#### GIVEN DATA

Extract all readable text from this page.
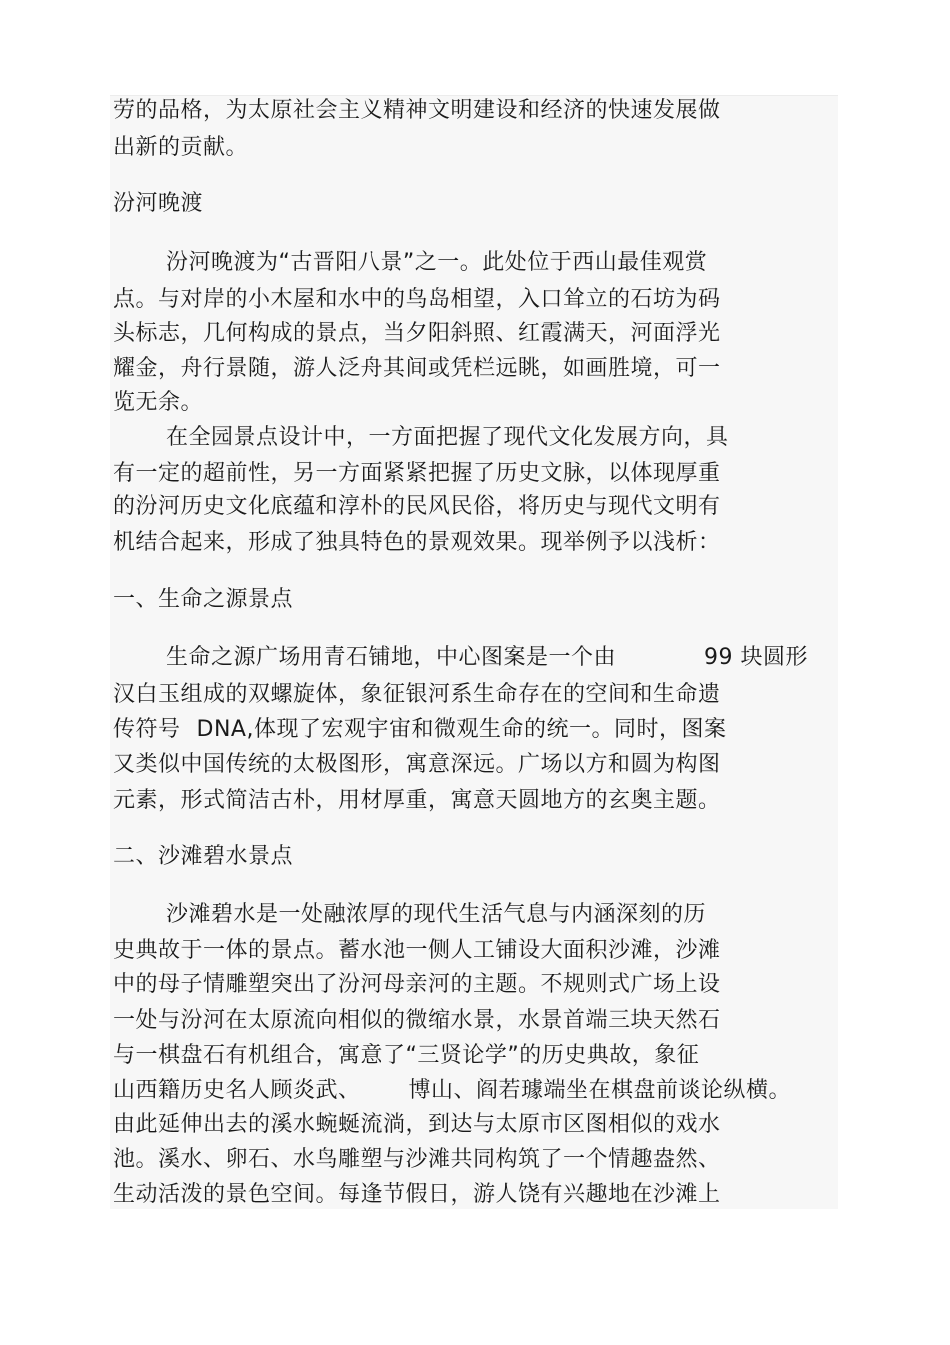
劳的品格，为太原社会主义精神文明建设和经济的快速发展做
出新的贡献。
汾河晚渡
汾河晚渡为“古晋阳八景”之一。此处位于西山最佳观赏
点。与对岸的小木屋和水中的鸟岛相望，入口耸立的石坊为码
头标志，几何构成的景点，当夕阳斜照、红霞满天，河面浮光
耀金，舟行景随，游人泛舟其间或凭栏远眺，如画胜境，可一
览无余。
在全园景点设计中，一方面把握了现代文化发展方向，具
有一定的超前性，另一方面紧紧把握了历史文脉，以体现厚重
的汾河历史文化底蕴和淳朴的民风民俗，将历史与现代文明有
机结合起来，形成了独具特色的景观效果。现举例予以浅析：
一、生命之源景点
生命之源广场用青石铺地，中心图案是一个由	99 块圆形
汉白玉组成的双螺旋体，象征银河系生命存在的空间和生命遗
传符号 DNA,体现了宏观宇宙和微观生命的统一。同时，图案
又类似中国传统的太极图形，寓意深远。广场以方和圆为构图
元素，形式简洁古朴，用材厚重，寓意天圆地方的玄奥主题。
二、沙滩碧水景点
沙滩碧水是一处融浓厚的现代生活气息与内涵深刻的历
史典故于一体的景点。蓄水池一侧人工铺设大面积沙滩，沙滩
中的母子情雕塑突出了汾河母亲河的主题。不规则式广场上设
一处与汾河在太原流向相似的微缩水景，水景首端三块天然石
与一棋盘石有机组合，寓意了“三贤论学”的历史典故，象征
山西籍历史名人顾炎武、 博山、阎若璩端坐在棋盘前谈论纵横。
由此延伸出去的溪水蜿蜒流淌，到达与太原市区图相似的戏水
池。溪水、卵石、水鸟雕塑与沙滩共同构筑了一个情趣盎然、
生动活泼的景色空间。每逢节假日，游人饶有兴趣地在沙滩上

########
#### GIVEN DATA

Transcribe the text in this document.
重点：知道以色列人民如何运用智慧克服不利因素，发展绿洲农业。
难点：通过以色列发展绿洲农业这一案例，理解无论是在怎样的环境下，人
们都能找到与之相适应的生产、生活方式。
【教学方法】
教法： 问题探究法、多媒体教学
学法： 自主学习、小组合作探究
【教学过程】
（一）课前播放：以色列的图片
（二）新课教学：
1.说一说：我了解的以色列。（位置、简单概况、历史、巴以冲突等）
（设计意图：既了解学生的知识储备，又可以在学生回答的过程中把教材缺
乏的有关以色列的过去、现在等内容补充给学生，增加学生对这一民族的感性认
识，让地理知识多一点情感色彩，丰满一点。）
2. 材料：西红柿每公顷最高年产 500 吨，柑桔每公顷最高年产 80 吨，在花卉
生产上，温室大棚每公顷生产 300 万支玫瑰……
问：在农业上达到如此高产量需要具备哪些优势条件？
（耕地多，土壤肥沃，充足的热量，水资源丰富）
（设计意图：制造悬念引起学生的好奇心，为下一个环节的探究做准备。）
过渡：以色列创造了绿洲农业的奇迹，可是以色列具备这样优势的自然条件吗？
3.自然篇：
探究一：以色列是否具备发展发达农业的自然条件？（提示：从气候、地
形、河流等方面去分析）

########

From the data, list each line in which the string "text" appears.

■ FINAL RESULT
Extract all readable text from this page.
Transcribe the text in this document.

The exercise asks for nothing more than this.